## The exercise
Lift out all lines below that contain "Retrieves".
[Start of Source material]
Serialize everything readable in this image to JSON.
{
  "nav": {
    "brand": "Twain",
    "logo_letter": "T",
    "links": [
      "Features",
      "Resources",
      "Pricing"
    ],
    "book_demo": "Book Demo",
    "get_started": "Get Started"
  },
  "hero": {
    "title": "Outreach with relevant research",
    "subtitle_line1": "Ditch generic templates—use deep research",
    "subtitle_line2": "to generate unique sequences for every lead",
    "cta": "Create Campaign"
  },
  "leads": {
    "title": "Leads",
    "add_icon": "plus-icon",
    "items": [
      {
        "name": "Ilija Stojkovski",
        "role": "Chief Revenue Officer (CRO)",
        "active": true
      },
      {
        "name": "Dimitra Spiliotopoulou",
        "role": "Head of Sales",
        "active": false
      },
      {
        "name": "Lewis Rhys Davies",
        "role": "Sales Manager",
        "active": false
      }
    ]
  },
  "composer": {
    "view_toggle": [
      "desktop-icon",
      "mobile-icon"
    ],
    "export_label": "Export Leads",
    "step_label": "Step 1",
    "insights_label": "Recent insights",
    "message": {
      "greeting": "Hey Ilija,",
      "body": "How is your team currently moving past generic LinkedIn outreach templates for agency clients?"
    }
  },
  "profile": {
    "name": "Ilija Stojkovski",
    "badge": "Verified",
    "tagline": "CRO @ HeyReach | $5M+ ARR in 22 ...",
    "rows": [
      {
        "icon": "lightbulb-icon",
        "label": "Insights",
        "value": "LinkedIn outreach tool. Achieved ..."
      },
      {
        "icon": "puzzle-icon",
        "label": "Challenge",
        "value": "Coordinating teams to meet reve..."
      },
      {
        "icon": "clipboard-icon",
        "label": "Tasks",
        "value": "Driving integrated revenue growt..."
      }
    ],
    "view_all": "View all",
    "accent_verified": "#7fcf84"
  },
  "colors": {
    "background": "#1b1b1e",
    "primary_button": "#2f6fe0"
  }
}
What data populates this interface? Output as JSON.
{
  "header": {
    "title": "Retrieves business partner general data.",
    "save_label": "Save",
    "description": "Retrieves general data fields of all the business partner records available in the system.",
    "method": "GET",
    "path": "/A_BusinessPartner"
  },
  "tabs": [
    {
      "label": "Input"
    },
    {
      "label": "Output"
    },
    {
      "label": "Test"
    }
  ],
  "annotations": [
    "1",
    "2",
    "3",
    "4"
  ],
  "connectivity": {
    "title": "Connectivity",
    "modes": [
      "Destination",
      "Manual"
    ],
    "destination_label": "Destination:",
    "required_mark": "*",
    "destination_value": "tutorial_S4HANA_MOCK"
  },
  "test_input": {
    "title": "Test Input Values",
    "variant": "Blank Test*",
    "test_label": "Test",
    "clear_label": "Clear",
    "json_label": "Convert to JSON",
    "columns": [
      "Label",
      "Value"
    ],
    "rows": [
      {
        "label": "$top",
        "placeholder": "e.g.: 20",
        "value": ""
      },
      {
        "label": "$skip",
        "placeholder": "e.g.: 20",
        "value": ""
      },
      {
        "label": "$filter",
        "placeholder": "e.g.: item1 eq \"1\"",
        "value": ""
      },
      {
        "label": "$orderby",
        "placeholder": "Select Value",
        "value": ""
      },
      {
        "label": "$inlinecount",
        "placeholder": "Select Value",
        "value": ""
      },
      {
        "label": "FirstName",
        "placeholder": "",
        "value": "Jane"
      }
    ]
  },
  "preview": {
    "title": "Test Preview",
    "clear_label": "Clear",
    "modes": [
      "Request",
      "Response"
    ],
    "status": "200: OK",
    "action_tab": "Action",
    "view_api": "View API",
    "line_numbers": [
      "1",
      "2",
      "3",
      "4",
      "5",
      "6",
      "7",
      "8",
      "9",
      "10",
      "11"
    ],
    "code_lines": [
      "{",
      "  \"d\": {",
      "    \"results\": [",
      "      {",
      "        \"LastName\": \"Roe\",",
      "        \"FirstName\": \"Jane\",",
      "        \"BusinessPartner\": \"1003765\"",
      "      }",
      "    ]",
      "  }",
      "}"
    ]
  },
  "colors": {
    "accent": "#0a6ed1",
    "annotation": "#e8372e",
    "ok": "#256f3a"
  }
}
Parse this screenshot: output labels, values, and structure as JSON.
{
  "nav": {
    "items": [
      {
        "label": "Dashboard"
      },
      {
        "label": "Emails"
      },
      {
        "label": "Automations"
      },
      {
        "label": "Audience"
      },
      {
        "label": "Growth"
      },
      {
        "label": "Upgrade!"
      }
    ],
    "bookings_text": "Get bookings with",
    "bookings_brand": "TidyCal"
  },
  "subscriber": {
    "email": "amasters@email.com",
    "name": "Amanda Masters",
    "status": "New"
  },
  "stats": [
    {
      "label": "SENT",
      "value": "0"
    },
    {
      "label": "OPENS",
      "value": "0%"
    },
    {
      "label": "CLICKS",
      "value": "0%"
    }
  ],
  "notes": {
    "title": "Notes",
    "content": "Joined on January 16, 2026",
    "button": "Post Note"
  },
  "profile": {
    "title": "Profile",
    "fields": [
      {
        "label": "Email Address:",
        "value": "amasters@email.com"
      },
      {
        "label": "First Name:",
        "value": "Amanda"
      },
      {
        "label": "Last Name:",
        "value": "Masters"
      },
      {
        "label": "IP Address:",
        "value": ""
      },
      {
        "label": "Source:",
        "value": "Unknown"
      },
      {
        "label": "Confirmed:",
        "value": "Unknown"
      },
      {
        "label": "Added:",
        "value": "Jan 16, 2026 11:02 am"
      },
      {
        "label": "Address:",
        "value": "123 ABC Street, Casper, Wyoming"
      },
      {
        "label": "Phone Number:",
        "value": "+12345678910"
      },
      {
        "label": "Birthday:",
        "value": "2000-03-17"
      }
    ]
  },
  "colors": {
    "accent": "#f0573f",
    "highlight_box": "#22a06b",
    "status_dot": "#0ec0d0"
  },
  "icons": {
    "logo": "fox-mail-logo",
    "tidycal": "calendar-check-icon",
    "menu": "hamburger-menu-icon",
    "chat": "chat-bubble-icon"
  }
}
[End of Source material]
## Result of the exercise
    "title": "Retrieves business partner general data.",
    "description": "Retrieves general data fields of all the business partner records available in the system.",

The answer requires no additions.